▶ REQUIRED TASK
Pull out every line with the word "object".

▶ INPUT
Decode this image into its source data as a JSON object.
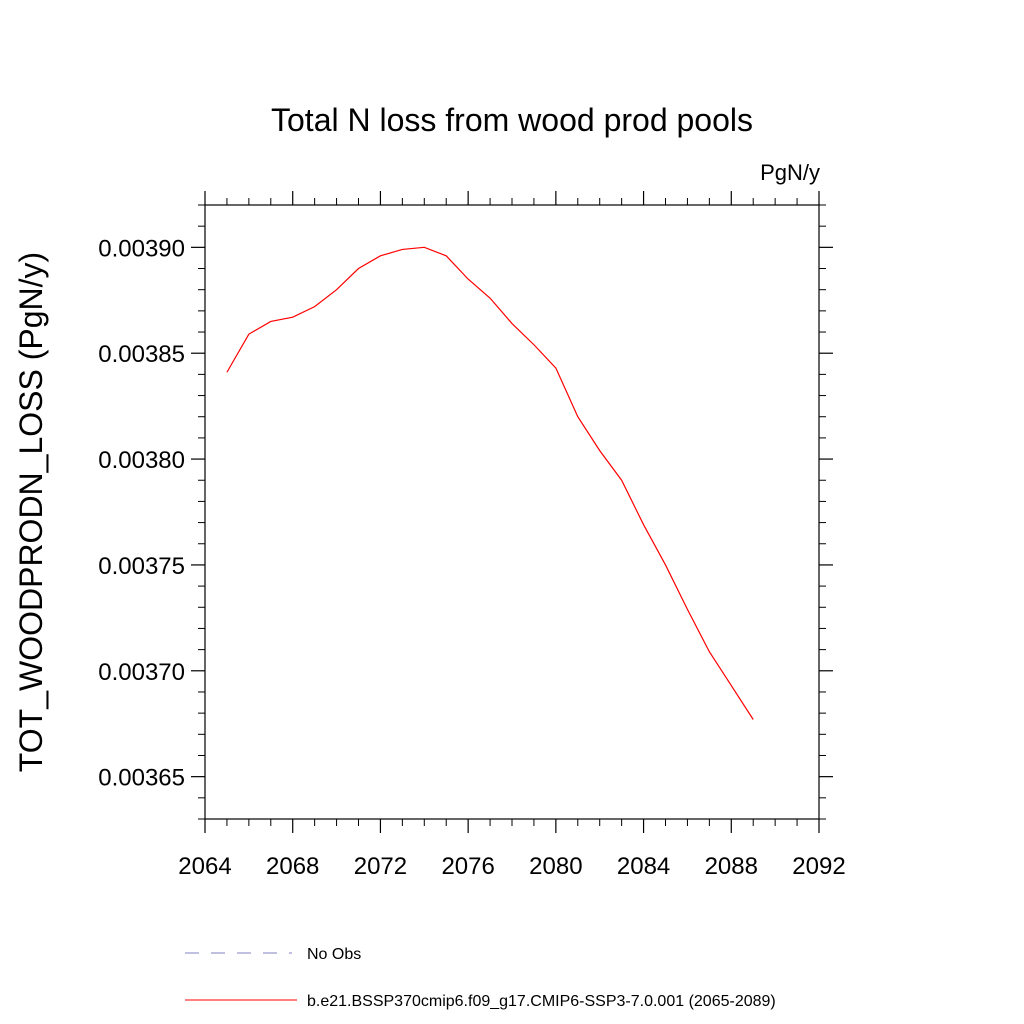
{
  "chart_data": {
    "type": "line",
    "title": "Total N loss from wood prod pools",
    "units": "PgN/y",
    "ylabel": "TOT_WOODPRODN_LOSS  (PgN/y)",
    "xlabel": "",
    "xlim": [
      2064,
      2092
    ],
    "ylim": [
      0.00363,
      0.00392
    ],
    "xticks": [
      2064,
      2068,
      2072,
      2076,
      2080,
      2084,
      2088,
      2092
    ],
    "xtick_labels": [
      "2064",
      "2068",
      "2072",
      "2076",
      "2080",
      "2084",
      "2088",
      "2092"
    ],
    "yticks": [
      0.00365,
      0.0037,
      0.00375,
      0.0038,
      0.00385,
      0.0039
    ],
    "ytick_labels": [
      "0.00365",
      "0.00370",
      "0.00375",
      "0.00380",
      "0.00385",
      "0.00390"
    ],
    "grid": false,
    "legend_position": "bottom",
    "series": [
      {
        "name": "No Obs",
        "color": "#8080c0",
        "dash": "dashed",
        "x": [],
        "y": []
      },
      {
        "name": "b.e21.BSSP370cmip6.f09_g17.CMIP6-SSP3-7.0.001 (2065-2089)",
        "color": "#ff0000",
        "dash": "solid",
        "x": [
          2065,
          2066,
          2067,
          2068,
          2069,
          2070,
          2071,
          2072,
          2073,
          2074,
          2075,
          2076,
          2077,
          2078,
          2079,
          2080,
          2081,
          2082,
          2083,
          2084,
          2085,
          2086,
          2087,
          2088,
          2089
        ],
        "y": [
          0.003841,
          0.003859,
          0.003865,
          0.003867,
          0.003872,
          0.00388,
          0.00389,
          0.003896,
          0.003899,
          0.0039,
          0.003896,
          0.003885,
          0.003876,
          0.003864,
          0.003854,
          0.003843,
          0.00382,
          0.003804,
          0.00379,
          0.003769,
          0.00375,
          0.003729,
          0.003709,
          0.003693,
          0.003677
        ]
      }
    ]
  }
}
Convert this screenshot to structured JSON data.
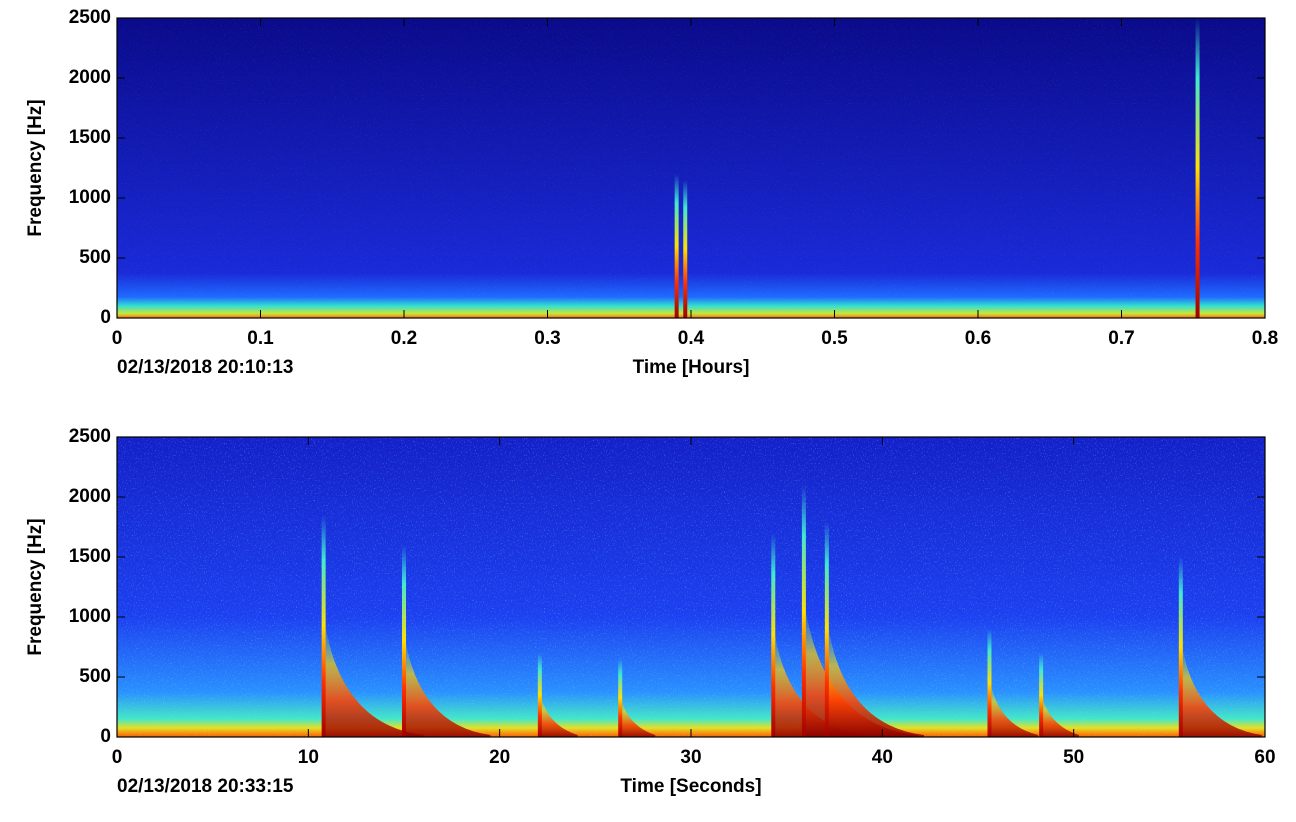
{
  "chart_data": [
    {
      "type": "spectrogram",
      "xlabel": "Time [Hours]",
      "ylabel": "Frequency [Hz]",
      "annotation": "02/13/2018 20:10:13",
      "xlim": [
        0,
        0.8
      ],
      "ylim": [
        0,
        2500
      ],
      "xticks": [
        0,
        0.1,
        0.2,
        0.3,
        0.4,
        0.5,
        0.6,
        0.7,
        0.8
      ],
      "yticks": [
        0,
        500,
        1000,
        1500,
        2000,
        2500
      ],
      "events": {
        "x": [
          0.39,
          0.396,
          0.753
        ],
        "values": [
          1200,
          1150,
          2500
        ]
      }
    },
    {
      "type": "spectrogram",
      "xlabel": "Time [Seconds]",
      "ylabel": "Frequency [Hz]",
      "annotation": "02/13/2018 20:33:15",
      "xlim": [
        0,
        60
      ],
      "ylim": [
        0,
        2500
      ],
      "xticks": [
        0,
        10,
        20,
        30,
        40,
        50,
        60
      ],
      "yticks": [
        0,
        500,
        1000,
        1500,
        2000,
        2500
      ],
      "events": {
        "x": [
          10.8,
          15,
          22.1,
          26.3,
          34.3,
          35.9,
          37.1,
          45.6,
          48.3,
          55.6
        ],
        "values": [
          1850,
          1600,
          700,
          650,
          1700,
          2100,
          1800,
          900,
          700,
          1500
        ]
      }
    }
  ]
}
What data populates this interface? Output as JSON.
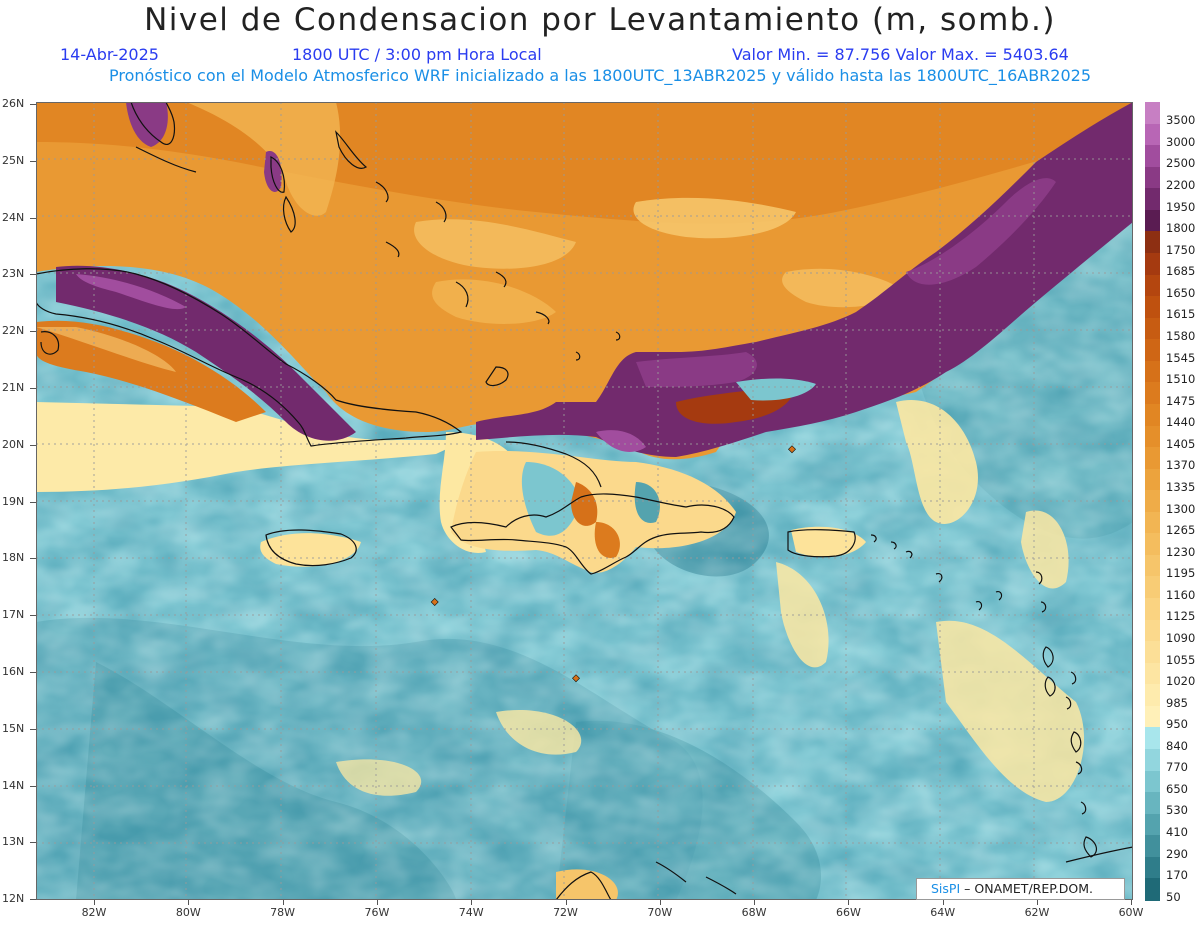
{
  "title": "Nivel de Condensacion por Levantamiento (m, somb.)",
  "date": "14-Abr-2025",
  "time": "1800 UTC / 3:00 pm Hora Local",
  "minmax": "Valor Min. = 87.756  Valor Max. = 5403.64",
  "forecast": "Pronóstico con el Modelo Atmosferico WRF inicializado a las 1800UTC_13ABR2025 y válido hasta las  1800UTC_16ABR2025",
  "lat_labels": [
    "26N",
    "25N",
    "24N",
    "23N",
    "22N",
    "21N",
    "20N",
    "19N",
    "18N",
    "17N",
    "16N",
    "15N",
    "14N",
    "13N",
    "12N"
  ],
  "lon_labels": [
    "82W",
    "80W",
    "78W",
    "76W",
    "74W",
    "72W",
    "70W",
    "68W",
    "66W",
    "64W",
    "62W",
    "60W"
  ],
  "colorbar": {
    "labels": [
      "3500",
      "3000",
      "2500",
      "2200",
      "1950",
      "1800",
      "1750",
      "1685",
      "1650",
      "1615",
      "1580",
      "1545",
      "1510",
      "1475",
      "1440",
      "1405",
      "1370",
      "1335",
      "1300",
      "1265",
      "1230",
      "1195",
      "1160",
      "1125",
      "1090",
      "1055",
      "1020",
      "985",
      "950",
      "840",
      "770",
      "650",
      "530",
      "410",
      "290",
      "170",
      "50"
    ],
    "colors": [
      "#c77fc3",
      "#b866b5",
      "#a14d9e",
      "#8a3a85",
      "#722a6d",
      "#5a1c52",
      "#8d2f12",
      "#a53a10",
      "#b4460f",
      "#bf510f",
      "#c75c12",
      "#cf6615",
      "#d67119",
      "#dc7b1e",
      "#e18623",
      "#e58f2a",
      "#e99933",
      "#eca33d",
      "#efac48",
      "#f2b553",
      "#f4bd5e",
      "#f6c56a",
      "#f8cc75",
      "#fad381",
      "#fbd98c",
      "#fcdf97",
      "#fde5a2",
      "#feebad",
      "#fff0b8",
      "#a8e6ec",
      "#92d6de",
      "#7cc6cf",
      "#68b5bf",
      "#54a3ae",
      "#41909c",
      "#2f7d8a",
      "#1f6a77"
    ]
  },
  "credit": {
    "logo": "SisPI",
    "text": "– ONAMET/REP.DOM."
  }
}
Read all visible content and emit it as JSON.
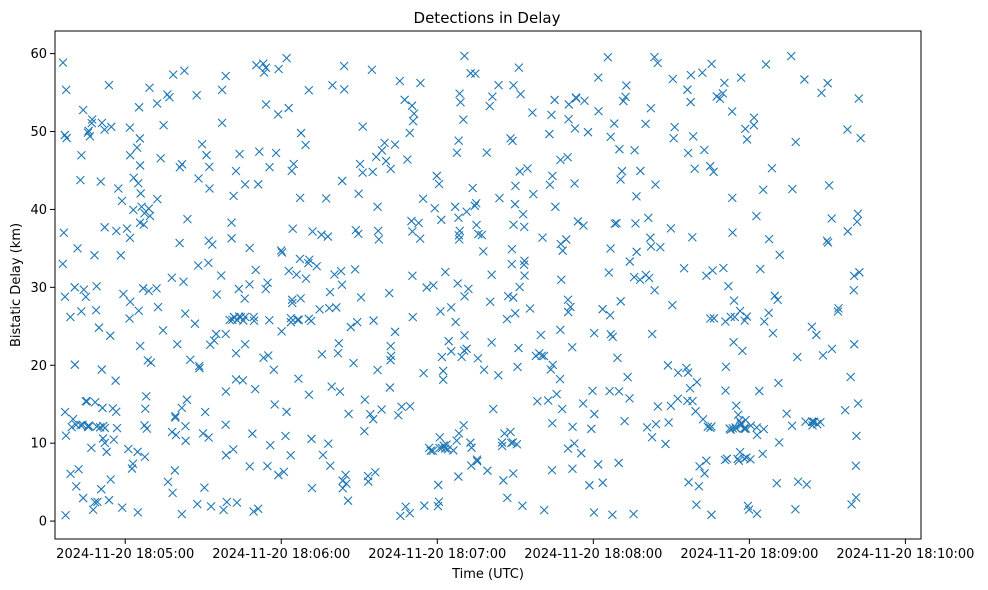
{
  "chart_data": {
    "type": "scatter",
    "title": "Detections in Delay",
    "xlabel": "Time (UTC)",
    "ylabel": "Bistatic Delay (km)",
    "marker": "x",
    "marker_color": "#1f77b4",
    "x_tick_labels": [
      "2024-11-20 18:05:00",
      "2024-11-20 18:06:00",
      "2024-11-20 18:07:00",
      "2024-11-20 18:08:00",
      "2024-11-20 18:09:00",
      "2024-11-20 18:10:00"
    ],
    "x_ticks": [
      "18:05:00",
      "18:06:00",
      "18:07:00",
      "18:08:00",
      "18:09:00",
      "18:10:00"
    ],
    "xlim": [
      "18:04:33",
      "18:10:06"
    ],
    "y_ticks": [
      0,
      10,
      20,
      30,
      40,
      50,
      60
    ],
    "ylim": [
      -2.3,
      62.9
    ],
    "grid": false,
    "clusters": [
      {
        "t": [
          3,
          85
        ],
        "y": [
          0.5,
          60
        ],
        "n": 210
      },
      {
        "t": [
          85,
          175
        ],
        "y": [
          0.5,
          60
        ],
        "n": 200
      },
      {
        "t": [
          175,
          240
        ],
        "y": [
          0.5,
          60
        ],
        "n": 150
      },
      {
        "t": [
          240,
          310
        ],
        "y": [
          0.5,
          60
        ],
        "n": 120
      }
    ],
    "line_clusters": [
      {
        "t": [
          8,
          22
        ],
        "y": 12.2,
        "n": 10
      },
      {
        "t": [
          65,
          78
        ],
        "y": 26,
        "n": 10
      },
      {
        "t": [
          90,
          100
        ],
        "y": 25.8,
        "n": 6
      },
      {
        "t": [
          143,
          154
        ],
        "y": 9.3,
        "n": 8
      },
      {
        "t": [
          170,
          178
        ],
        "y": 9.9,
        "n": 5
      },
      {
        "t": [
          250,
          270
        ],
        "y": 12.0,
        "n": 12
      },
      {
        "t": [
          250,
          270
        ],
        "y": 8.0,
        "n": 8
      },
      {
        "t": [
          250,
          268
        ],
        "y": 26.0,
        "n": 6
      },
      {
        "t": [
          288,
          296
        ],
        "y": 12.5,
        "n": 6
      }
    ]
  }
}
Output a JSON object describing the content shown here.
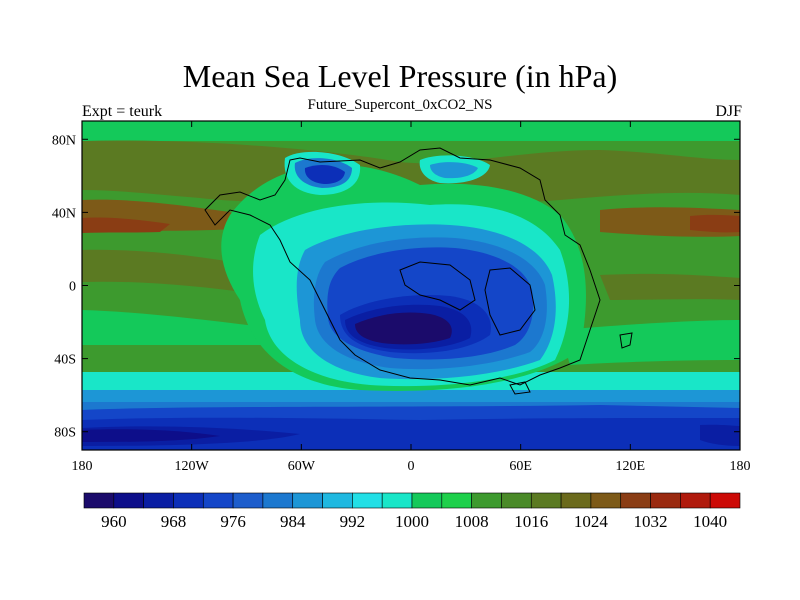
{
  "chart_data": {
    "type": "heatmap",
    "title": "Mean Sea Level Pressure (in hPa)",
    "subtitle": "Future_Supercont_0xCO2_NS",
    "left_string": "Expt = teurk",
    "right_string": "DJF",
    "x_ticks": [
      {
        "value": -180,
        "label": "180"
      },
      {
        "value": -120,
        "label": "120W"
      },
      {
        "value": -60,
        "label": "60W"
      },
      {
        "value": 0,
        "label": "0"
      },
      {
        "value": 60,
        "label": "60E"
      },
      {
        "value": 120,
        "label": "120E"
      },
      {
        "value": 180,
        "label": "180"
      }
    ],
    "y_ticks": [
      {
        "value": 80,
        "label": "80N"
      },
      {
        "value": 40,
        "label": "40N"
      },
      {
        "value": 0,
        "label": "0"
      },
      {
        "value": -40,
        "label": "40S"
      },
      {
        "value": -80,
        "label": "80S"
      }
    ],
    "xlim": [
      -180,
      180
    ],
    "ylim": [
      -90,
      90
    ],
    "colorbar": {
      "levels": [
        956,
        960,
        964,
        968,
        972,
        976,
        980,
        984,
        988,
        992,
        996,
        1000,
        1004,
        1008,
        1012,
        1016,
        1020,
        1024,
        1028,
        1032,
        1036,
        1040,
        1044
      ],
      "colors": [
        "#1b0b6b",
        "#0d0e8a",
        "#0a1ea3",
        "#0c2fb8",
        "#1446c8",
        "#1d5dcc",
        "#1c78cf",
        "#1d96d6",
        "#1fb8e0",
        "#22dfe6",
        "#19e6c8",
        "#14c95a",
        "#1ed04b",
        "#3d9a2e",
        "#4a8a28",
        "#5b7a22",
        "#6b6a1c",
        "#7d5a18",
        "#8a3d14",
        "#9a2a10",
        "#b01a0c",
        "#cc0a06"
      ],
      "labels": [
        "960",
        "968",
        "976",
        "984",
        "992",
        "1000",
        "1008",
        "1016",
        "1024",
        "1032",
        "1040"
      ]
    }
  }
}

▶ ANSWER TO THIS TASK
Decode this image into its source data as a JSON object.
Output a JSON object describing the content shown here.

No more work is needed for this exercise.